YOUR TASK:
Pictures stay out of the copy. Please reproduce only the lines between the one holding "Parse this screenshot: output" and the one holding "Transcribe this image's", inclusive.

INFORMATION SUPPLIED:
+--

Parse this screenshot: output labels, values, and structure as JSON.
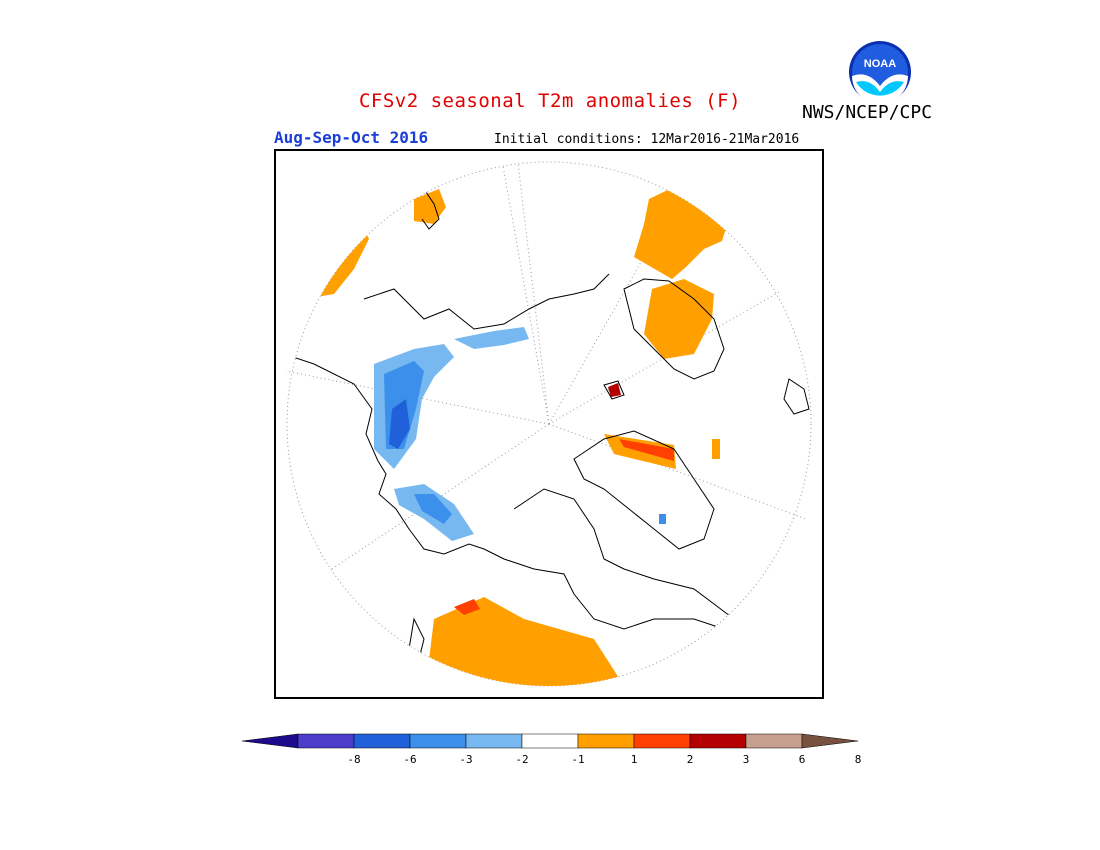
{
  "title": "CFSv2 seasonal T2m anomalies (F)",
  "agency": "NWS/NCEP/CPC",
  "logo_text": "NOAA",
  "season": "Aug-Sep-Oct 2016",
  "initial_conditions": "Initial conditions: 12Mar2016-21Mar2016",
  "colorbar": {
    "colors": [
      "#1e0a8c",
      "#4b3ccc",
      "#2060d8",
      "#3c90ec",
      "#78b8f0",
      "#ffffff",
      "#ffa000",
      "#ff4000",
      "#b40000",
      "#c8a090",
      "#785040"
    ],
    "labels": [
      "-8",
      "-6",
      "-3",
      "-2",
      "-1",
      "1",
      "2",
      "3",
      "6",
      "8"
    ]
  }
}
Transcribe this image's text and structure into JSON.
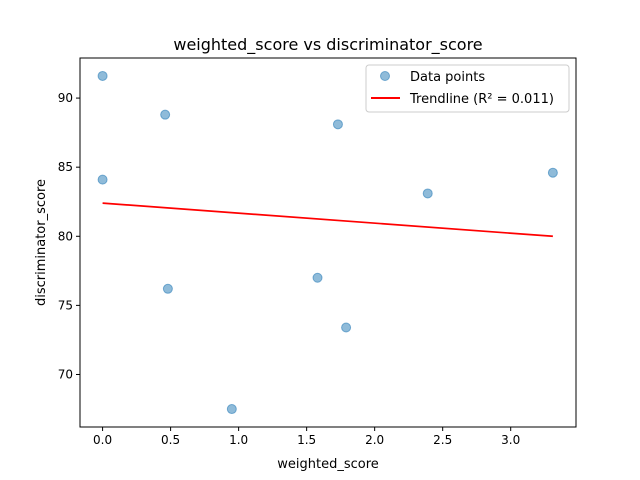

+--

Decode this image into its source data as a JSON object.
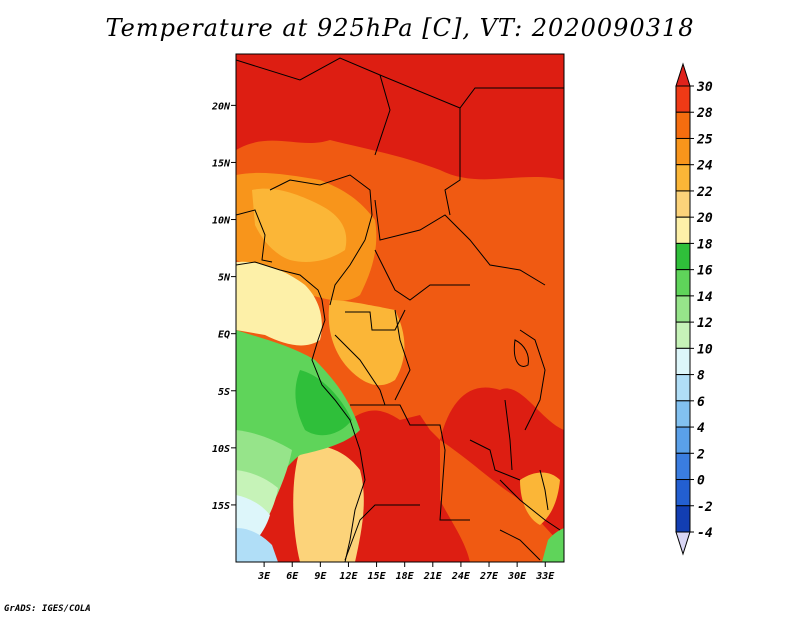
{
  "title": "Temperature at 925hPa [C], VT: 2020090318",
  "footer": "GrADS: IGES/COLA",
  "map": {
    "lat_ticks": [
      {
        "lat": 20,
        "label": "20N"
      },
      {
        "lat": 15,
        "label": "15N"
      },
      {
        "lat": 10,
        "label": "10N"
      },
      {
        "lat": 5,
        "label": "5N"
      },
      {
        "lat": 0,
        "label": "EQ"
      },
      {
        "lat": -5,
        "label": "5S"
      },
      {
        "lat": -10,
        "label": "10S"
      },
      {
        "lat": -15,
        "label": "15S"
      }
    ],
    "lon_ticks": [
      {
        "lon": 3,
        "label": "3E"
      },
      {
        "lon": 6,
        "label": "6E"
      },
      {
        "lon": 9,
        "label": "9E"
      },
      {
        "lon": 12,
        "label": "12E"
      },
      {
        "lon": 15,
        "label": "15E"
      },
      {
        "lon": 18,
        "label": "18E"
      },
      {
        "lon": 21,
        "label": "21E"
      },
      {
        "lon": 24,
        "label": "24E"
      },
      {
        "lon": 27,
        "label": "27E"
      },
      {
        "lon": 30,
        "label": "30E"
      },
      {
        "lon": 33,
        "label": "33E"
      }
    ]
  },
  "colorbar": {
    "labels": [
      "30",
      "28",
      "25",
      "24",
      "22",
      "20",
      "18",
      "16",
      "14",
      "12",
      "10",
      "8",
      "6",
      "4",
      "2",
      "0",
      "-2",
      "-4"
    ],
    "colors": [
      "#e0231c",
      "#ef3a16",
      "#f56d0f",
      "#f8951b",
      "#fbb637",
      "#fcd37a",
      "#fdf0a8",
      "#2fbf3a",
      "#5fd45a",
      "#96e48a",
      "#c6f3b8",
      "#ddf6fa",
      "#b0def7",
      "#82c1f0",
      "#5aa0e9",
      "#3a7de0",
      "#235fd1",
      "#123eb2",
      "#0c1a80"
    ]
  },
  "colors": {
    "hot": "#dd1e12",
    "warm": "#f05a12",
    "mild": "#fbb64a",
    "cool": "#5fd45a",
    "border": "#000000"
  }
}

+--

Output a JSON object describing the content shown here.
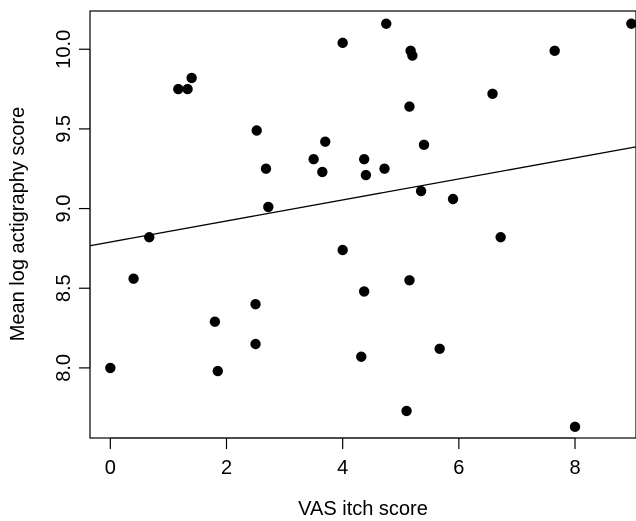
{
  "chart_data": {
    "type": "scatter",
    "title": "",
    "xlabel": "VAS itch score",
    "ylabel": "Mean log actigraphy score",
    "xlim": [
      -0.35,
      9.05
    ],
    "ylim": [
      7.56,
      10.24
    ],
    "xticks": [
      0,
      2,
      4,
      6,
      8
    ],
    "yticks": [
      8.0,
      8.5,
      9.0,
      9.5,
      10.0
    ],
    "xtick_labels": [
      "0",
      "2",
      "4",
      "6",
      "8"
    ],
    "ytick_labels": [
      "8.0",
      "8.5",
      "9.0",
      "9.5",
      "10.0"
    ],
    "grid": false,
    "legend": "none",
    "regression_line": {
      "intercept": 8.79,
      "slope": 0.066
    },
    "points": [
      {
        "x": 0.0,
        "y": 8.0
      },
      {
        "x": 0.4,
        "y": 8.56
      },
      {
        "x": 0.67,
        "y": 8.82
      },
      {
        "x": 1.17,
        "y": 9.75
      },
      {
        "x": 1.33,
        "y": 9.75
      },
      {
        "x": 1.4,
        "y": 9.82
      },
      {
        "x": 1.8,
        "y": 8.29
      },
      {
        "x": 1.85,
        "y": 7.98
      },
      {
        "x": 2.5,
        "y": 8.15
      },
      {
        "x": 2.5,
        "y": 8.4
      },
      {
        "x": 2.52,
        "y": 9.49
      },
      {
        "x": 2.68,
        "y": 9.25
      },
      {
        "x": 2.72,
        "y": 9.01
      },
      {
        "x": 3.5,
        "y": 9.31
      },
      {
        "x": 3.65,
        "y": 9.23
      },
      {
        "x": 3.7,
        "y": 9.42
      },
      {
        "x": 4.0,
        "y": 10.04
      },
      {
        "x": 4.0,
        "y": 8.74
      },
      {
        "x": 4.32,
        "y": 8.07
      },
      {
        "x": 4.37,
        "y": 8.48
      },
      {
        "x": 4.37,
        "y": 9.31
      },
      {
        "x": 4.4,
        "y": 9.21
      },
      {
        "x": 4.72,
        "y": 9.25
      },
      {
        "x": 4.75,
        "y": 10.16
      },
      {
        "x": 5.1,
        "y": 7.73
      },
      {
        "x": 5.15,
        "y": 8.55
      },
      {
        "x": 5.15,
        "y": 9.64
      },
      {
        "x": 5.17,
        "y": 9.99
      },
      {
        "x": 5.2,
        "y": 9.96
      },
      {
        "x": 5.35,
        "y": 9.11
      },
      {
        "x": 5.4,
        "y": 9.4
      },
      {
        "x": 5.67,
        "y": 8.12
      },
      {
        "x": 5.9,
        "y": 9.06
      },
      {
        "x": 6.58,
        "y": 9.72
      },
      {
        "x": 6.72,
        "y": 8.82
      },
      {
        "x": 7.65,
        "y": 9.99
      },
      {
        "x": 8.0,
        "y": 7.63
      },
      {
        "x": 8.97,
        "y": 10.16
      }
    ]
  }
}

+--

EXERCISE RESULT:
Parse this screenshot: output labels, values, and structure as JSON.
{
  "title": "CFSv2 seasonal T2m anomalies (F)",
  "agency": "NWS/NCEP/CPC",
  "logo_text": "NOAA",
  "season": "Aug-Sep-Oct 2016",
  "initial_conditions": "Initial conditions: 12Mar2016-21Mar2016",
  "colorbar": {
    "colors": [
      "#1e0a8c",
      "#4b3ccc",
      "#2060d8",
      "#3c90ec",
      "#78b8f0",
      "#ffffff",
      "#ffa000",
      "#ff4000",
      "#b40000",
      "#c8a090",
      "#785040"
    ],
    "labels": [
      "-8",
      "-6",
      "-3",
      "-2",
      "-1",
      "1",
      "2",
      "3",
      "6",
      "8"
    ]
  }
}
Transcribe this image's text and structure into JSON.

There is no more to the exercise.